» WHAT IS BEING ASKED
Retrieve every line of the data holding the word "TARAE".

___ SUPPLIED RECORDS ___

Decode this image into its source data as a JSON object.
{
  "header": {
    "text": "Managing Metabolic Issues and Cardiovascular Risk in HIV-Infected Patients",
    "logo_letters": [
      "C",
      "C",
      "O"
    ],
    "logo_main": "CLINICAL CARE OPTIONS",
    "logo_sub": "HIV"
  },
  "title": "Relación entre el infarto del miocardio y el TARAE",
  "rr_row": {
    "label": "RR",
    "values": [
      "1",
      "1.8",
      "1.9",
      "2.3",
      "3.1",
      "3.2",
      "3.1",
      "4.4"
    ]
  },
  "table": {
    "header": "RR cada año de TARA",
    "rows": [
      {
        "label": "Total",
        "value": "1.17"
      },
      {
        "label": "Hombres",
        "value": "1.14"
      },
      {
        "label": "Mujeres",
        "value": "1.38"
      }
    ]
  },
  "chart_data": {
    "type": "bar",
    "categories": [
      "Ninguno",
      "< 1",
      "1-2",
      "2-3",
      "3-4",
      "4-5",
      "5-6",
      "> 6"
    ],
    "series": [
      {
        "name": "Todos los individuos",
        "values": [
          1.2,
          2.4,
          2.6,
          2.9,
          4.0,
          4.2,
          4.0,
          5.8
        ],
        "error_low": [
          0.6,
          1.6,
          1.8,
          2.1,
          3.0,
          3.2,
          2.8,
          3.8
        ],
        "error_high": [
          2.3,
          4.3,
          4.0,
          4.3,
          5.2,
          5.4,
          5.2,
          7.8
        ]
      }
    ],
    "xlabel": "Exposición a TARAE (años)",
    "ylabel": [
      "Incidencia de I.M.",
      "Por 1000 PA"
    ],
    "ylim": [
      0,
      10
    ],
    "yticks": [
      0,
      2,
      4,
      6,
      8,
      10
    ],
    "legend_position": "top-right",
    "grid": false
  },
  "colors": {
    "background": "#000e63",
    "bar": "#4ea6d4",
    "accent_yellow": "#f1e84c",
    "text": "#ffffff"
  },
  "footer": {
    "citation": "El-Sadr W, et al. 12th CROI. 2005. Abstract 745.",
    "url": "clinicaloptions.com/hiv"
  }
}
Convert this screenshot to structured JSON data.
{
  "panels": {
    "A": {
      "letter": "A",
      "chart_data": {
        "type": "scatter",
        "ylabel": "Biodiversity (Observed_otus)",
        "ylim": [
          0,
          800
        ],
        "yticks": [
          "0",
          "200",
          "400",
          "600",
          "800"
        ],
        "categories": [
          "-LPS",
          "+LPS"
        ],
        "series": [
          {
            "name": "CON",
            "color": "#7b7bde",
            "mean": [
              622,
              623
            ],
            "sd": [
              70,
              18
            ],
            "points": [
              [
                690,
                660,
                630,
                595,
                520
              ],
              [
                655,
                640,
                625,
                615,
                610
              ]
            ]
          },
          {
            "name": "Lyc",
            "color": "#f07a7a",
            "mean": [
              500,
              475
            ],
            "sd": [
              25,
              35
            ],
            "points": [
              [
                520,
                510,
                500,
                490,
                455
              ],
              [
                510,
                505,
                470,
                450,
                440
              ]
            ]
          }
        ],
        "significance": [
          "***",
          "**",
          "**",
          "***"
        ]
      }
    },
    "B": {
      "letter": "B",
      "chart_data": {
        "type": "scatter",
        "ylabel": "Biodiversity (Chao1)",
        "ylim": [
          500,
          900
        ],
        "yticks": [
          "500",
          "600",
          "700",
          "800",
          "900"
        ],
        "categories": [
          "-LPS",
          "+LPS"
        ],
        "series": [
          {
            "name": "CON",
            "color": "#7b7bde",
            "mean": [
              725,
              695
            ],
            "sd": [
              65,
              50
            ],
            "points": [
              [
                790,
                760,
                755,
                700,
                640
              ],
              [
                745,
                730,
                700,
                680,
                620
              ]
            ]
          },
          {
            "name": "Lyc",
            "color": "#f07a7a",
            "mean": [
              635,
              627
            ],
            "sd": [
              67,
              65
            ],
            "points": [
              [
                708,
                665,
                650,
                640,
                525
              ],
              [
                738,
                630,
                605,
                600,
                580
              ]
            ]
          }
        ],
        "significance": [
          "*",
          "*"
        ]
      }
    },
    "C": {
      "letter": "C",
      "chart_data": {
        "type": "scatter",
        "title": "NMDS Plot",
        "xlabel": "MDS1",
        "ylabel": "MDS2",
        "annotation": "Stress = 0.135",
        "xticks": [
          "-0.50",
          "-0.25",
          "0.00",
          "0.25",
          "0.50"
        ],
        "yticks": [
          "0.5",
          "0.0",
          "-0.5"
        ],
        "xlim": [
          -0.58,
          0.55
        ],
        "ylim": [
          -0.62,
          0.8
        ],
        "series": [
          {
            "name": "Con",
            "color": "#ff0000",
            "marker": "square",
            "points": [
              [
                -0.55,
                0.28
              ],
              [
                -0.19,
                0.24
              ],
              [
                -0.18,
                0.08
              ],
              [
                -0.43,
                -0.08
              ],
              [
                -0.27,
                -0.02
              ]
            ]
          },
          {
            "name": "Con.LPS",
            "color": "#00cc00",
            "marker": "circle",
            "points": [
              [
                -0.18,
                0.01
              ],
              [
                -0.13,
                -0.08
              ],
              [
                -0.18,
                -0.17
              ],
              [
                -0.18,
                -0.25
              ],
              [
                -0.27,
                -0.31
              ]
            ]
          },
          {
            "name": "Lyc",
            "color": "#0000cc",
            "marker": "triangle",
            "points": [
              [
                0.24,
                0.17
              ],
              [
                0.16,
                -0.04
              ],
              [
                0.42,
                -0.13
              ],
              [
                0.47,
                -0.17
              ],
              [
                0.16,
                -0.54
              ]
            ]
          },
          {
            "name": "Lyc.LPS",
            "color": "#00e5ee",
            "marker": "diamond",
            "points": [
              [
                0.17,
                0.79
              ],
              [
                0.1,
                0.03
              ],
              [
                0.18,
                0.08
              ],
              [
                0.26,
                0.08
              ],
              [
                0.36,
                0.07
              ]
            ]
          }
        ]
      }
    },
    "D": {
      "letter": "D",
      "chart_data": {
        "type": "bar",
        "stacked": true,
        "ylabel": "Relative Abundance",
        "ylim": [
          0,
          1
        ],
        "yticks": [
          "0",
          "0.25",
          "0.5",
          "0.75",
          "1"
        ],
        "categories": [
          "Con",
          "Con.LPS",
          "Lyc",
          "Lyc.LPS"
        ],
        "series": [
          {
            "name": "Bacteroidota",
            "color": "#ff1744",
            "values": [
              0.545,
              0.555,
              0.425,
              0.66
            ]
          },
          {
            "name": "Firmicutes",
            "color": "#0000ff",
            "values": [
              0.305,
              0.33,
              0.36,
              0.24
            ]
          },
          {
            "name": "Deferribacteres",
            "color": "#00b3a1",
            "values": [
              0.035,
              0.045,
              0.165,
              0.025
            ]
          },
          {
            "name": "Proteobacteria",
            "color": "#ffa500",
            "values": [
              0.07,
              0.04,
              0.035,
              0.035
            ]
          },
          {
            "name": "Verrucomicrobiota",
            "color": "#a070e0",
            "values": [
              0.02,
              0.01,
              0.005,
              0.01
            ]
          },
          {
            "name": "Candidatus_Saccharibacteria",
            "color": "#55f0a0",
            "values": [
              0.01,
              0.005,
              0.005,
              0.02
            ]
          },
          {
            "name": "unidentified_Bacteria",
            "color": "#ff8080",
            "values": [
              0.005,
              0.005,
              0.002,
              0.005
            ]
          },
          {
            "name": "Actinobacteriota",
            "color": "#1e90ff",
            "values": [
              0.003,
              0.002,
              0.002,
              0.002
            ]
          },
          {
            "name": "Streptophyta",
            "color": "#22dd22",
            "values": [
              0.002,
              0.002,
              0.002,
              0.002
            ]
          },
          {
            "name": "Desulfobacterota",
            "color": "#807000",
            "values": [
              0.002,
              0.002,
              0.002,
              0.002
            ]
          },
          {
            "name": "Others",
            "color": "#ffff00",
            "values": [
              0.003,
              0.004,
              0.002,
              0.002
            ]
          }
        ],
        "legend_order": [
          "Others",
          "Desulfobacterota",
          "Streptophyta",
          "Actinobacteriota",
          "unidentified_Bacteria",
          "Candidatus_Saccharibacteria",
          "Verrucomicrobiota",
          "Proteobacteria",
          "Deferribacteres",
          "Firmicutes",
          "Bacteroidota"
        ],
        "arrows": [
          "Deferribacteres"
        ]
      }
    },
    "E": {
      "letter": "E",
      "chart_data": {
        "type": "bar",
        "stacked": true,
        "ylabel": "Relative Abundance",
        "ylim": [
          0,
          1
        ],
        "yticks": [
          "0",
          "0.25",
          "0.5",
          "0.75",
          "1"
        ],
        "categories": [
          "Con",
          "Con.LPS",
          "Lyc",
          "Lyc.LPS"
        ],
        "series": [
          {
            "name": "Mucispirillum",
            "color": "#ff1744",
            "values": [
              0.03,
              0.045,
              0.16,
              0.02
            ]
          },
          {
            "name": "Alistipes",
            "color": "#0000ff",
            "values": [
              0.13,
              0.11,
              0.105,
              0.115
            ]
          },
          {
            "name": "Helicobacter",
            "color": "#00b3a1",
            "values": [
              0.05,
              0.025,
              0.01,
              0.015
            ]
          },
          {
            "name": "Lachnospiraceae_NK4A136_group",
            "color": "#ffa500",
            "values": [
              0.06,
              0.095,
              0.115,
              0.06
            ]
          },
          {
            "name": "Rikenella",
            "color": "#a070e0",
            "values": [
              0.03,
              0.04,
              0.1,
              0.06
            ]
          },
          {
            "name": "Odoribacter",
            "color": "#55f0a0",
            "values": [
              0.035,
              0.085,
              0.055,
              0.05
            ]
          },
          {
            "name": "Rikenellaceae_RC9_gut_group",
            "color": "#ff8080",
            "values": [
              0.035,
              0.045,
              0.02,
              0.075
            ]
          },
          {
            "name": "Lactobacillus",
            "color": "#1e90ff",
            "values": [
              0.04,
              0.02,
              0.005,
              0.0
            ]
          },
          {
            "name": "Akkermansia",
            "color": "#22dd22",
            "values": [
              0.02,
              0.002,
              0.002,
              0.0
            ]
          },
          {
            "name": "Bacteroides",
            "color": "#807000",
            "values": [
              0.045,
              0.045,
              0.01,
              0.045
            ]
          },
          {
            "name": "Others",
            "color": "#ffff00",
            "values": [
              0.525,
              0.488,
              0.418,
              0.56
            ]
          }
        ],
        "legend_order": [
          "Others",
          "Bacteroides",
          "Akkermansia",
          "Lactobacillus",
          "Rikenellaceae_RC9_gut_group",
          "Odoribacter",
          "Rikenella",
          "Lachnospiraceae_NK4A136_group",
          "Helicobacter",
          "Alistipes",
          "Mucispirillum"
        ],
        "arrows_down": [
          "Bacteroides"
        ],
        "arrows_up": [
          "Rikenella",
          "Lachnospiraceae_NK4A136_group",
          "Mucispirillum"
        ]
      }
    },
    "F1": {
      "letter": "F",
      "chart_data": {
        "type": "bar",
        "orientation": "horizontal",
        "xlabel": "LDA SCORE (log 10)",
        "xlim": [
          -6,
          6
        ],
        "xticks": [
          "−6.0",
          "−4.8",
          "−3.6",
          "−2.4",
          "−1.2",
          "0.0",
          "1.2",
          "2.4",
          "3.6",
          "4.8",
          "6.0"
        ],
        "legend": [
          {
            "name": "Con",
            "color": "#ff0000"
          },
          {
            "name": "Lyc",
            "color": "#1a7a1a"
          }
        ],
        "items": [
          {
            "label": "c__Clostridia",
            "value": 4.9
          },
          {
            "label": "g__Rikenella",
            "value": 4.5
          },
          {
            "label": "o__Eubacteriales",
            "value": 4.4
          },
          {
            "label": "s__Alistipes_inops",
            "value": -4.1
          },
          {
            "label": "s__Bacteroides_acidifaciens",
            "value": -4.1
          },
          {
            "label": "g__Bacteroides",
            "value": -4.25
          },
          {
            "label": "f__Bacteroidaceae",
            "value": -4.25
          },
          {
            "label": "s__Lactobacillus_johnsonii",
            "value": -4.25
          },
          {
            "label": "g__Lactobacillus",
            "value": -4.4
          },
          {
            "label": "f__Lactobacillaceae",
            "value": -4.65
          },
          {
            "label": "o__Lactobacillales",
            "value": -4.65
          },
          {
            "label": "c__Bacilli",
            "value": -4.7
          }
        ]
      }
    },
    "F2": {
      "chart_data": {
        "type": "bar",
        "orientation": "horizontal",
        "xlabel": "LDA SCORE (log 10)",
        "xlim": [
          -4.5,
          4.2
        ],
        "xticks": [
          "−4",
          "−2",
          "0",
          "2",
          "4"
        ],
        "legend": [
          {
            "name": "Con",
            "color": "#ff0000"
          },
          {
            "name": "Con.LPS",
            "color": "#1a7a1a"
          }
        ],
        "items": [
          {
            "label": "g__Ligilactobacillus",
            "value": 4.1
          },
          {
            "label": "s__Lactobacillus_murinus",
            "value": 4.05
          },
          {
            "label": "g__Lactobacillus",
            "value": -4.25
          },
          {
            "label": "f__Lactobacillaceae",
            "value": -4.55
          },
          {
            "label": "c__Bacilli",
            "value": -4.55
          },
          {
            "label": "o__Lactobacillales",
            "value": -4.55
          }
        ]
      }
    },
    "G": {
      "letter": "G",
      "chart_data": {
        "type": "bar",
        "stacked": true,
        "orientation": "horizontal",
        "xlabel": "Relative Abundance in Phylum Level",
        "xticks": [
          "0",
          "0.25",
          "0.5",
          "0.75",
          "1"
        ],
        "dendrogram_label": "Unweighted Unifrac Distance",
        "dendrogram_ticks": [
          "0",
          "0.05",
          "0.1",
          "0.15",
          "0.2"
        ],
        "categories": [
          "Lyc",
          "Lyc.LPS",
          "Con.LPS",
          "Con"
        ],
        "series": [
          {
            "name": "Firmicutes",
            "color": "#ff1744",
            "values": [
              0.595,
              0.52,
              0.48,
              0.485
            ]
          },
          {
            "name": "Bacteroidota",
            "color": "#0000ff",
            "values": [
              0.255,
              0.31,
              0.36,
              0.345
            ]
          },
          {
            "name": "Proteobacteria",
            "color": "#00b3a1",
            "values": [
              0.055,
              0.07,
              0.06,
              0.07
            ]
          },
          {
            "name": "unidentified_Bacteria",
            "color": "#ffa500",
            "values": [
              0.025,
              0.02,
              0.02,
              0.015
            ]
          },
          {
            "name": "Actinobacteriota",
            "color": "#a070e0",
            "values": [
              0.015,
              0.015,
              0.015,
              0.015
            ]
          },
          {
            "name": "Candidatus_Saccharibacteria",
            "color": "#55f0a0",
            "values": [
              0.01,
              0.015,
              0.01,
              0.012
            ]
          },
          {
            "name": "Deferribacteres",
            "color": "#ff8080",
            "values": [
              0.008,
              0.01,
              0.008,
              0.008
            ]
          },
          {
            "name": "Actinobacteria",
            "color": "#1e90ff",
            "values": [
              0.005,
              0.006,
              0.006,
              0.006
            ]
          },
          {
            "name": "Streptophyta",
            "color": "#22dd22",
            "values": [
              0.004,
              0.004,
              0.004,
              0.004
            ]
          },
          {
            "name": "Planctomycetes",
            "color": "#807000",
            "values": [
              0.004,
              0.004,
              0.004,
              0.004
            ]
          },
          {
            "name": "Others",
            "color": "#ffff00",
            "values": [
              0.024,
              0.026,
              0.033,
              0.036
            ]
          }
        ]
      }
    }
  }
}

___

» TASK RESPONSE
  "title": "Relación entre el infarto del miocardio y el TARAE",
    "xlabel": "Exposición a TARAE (años)",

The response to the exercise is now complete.